§ DIRECTIVE
Below is the data. Give it again, complete and exact.

§ RECORDS SUPPLIED
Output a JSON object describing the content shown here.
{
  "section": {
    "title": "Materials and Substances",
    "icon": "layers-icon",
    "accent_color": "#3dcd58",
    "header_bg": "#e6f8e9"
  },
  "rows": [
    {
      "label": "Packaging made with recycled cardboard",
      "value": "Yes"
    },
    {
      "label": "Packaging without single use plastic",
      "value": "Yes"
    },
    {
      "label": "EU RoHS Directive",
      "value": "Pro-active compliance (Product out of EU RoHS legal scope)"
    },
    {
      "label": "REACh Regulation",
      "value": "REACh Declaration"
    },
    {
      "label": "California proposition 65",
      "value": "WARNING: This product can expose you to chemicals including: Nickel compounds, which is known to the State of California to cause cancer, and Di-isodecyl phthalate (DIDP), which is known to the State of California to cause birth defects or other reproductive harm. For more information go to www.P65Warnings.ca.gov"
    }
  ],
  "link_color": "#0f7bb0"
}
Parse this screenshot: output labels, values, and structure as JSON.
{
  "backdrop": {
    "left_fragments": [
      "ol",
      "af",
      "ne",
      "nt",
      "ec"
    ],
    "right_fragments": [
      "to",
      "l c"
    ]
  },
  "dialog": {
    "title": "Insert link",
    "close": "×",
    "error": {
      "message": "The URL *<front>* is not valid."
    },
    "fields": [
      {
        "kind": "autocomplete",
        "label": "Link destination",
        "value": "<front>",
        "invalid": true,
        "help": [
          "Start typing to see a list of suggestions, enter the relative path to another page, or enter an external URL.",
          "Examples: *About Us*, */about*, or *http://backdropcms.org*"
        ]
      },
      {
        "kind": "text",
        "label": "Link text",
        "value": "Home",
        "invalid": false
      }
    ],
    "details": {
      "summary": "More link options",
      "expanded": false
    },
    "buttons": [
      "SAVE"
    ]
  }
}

§ RESULT
Output a JSON object describing the content shown here.
{
  "section": {
    "title": "Materials and Substances",
    "icon": "layers-icon",
    "accent_color": "#3dcd58",
    "header_bg": "#e6f8e9"
  },
  "rows": [
    {
      "label": "Packaging made with recycled cardboard",
      "value": "Yes"
    },
    {
      "label": "Packaging without single use plastic",
      "value": "Yes"
    },
    {
      "label": "EU RoHS Directive",
      "value": "Pro-active compliance (Product out of EU RoHS legal scope)"
    },
    {
      "label": "REACh Regulation",
      "value": "REACh Declaration"
    },
    {
      "label": "California proposition 65",
      "value": "WARNING: This product can expose you to chemicals including: Nickel compounds, which is known to the State of California to cause cancer, and Di-isodecyl phthalate (DIDP), which is known to the State of California to cause birth defects or other reproductive harm. For more information go to www.P65Warnings.ca.gov"
    }
  ],
  "link_color": "#0f7bb0"
}
Parse this screenshot: output labels, values, and structure as JSON.
{
  "backdrop": {
    "left_fragments": [
      "ol",
      "af",
      "ne",
      "nt",
      "ec"
    ],
    "right_fragments": [
      "to",
      "l c"
    ]
  },
  "dialog": {
    "title": "Insert link",
    "close": "×",
    "error": {
      "message": "The URL *<front>* is not valid."
    },
    "fields": [
      {
        "kind": "autocomplete",
        "label": "Link destination",
        "value": "<front>",
        "invalid": true,
        "help": [
          "Start typing to see a list of suggestions, enter the relative path to another page, or enter an external URL.",
          "Examples: *About Us*, */about*, or *http://backdropcms.org*"
        ]
      },
      {
        "kind": "text",
        "label": "Link text",
        "value": "Home",
        "invalid": false
      }
    ],
    "details": {
      "summary": "More link options",
      "expanded": false
    },
    "buttons": [
      "SAVE"
    ]
  }
}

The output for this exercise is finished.